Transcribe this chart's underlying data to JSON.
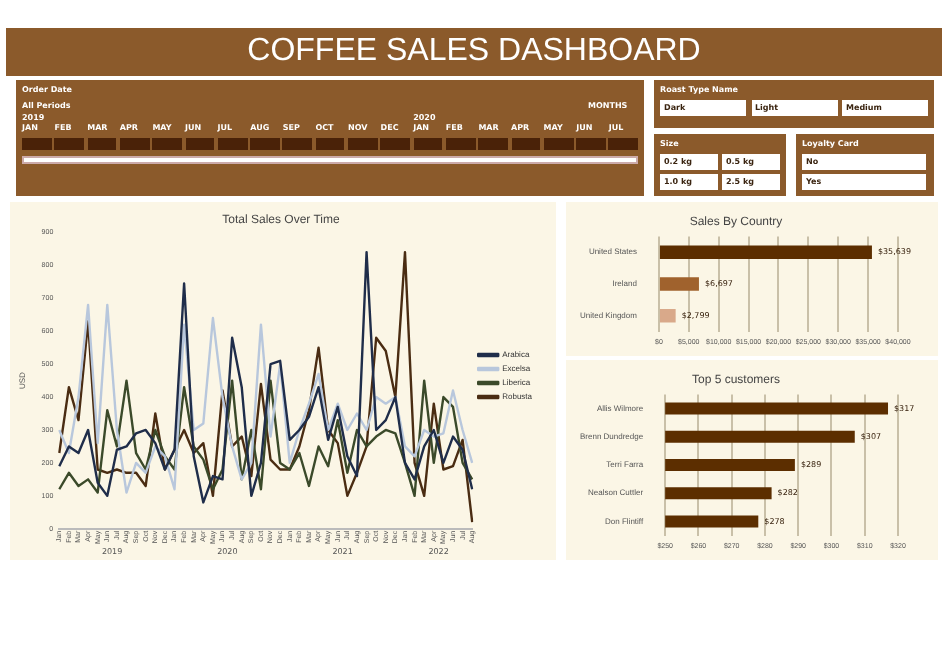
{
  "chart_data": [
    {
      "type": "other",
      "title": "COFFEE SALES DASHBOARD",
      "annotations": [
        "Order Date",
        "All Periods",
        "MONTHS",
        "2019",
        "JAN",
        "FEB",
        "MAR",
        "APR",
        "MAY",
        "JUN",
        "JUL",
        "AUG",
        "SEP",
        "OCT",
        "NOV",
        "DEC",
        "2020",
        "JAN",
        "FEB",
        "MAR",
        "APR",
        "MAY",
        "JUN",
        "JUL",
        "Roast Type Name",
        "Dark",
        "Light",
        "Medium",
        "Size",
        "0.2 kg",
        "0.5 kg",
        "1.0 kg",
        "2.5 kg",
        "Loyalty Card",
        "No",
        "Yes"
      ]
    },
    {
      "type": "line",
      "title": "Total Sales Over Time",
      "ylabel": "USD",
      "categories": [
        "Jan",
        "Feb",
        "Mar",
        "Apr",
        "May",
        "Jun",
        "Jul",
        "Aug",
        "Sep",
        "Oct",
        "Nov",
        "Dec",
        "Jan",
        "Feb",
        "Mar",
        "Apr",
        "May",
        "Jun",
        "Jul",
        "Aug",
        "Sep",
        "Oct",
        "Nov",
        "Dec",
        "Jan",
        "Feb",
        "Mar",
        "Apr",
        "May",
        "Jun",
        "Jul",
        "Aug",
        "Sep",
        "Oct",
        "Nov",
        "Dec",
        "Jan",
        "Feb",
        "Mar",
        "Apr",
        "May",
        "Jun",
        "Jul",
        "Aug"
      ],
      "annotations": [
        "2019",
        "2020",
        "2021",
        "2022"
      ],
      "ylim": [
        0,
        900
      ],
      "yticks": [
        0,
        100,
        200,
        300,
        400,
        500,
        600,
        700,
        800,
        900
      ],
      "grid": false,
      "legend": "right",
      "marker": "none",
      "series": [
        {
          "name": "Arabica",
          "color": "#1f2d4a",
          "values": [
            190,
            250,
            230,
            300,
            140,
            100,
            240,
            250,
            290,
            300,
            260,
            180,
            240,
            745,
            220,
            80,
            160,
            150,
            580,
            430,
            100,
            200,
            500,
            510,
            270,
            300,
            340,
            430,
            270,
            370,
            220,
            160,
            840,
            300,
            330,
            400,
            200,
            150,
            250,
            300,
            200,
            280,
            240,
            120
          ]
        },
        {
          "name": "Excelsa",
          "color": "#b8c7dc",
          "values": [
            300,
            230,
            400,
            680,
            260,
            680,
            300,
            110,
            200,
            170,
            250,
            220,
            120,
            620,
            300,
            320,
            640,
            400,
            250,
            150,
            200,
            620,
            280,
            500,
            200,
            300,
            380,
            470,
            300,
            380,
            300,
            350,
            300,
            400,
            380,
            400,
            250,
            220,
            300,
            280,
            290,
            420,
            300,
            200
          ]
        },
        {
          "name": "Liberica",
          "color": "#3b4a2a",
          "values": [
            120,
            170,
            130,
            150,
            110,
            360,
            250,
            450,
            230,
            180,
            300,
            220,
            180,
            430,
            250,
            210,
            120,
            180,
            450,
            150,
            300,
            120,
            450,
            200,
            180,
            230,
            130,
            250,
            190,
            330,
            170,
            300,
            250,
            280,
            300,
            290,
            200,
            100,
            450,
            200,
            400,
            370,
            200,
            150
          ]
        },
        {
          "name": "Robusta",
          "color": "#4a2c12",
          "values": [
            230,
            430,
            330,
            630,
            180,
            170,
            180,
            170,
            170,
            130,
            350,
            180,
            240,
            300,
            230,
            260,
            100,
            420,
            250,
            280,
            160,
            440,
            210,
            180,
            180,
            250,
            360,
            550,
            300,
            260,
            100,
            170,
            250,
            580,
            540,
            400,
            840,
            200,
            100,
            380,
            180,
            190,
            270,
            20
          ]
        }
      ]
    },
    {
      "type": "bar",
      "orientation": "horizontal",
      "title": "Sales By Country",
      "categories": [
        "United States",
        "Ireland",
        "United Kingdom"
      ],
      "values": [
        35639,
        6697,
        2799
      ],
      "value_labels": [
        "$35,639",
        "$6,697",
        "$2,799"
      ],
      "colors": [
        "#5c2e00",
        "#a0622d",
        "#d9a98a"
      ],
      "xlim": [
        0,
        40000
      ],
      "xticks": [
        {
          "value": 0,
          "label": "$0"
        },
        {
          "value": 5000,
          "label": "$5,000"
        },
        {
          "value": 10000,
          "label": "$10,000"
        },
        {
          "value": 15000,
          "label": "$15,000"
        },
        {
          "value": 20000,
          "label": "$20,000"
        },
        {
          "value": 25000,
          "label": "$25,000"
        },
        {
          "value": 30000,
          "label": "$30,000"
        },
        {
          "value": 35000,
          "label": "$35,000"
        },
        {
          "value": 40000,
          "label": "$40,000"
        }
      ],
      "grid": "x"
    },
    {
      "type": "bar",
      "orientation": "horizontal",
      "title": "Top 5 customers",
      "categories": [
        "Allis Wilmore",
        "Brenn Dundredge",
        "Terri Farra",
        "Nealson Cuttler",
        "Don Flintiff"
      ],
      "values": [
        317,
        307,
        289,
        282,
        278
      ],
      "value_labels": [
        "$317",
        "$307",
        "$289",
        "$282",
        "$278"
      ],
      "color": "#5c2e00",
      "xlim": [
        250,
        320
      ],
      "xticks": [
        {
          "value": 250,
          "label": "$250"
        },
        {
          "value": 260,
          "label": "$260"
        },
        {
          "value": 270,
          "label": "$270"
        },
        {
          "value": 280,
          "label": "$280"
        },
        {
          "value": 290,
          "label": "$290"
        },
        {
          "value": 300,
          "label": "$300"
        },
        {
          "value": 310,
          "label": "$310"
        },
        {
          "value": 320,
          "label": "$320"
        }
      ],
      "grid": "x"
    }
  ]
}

□ □ □ □ □ □ □

- Written instruction -
Extract the full listing exactly, with the pictures left out.

- Answer in full -
Transcribe this chart's underlying data to JSON.
{
  "chart_data": [
    {
      "type": "other",
      "title": "COFFEE SALES DASHBOARD",
      "annotations": [
        "Order Date",
        "All Periods",
        "MONTHS",
        "2019",
        "JAN",
        "FEB",
        "MAR",
        "APR",
        "MAY",
        "JUN",
        "JUL",
        "AUG",
        "SEP",
        "OCT",
        "NOV",
        "DEC",
        "2020",
        "JAN",
        "FEB",
        "MAR",
        "APR",
        "MAY",
        "JUN",
        "JUL",
        "Roast Type Name",
        "Dark",
        "Light",
        "Medium",
        "Size",
        "0.2 kg",
        "0.5 kg",
        "1.0 kg",
        "2.5 kg",
        "Loyalty Card",
        "No",
        "Yes"
      ]
    },
    {
      "type": "line",
      "title": "Total Sales Over Time",
      "ylabel": "USD",
      "categories": [
        "Jan",
        "Feb",
        "Mar",
        "Apr",
        "May",
        "Jun",
        "Jul",
        "Aug",
        "Sep",
        "Oct",
        "Nov",
        "Dec",
        "Jan",
        "Feb",
        "Mar",
        "Apr",
        "May",
        "Jun",
        "Jul",
        "Aug",
        "Sep",
        "Oct",
        "Nov",
        "Dec",
        "Jan",
        "Feb",
        "Mar",
        "Apr",
        "May",
        "Jun",
        "Jul",
        "Aug",
        "Sep",
        "Oct",
        "Nov",
        "Dec",
        "Jan",
        "Feb",
        "Mar",
        "Apr",
        "May",
        "Jun",
        "Jul",
        "Aug"
      ],
      "annotations": [
        "2019",
        "2020",
        "2021",
        "2022"
      ],
      "ylim": [
        0,
        900
      ],
      "yticks": [
        0,
        100,
        200,
        300,
        400,
        500,
        600,
        700,
        800,
        900
      ],
      "grid": false,
      "legend": "right",
      "marker": "none",
      "series": [
        {
          "name": "Arabica",
          "color": "#1f2d4a",
          "values": [
            190,
            250,
            230,
            300,
            140,
            100,
            240,
            250,
            290,
            300,
            260,
            180,
            240,
            745,
            220,
            80,
            160,
            150,
            580,
            430,
            100,
            200,
            500,
            510,
            270,
            300,
            340,
            430,
            270,
            370,
            220,
            160,
            840,
            300,
            330,
            400,
            200,
            150,
            250,
            300,
            200,
            280,
            240,
            120
          ]
        },
        {
          "name": "Excelsa",
          "color": "#b8c7dc",
          "values": [
            300,
            230,
            400,
            680,
            260,
            680,
            300,
            110,
            200,
            170,
            250,
            220,
            120,
            620,
            300,
            320,
            640,
            400,
            250,
            150,
            200,
            620,
            280,
            500,
            200,
            300,
            380,
            470,
            300,
            380,
            300,
            350,
            300,
            400,
            380,
            400,
            250,
            220,
            300,
            280,
            290,
            420,
            300,
            200
          ]
        },
        {
          "name": "Liberica",
          "color": "#3b4a2a",
          "values": [
            120,
            170,
            130,
            150,
            110,
            360,
            250,
            450,
            230,
            180,
            300,
            220,
            180,
            430,
            250,
            210,
            120,
            180,
            450,
            150,
            300,
            120,
            450,
            200,
            180,
            230,
            130,
            250,
            190,
            330,
            170,
            300,
            250,
            280,
            300,
            290,
            200,
            100,
            450,
            200,
            400,
            370,
            200,
            150
          ]
        },
        {
          "name": "Robusta",
          "color": "#4a2c12",
          "values": [
            230,
            430,
            330,
            630,
            180,
            170,
            180,
            170,
            170,
            130,
            350,
            180,
            240,
            300,
            230,
            260,
            100,
            420,
            250,
            280,
            160,
            440,
            210,
            180,
            180,
            250,
            360,
            550,
            300,
            260,
            100,
            170,
            250,
            580,
            540,
            400,
            840,
            200,
            100,
            380,
            180,
            190,
            270,
            20
          ]
        }
      ]
    },
    {
      "type": "bar",
      "orientation": "horizontal",
      "title": "Sales By Country",
      "categories": [
        "United States",
        "Ireland",
        "United Kingdom"
      ],
      "values": [
        35639,
        6697,
        2799
      ],
      "value_labels": [
        "$35,639",
        "$6,697",
        "$2,799"
      ],
      "colors": [
        "#5c2e00",
        "#a0622d",
        "#d9a98a"
      ],
      "xlim": [
        0,
        40000
      ],
      "xticks": [
        {
          "value": 0,
          "label": "$0"
        },
        {
          "value": 5000,
          "label": "$5,000"
        },
        {
          "value": 10000,
          "label": "$10,000"
        },
        {
          "value": 15000,
          "label": "$15,000"
        },
        {
          "value": 20000,
          "label": "$20,000"
        },
        {
          "value": 25000,
          "label": "$25,000"
        },
        {
          "value": 30000,
          "label": "$30,000"
        },
        {
          "value": 35000,
          "label": "$35,000"
        },
        {
          "value": 40000,
          "label": "$40,000"
        }
      ],
      "grid": "x"
    },
    {
      "type": "bar",
      "orientation": "horizontal",
      "title": "Top 5 customers",
      "categories": [
        "Allis Wilmore",
        "Brenn Dundredge",
        "Terri Farra",
        "Nealson Cuttler",
        "Don Flintiff"
      ],
      "values": [
        317,
        307,
        289,
        282,
        278
      ],
      "value_labels": [
        "$317",
        "$307",
        "$289",
        "$282",
        "$278"
      ],
      "color": "#5c2e00",
      "xlim": [
        250,
        320
      ],
      "xticks": [
        {
          "value": 250,
          "label": "$250"
        },
        {
          "value": 260,
          "label": "$260"
        },
        {
          "value": 270,
          "label": "$270"
        },
        {
          "value": 280,
          "label": "$280"
        },
        {
          "value": 290,
          "label": "$290"
        },
        {
          "value": 300,
          "label": "$300"
        },
        {
          "value": 310,
          "label": "$310"
        },
        {
          "value": 320,
          "label": "$320"
        }
      ],
      "grid": "x"
    }
  ]
}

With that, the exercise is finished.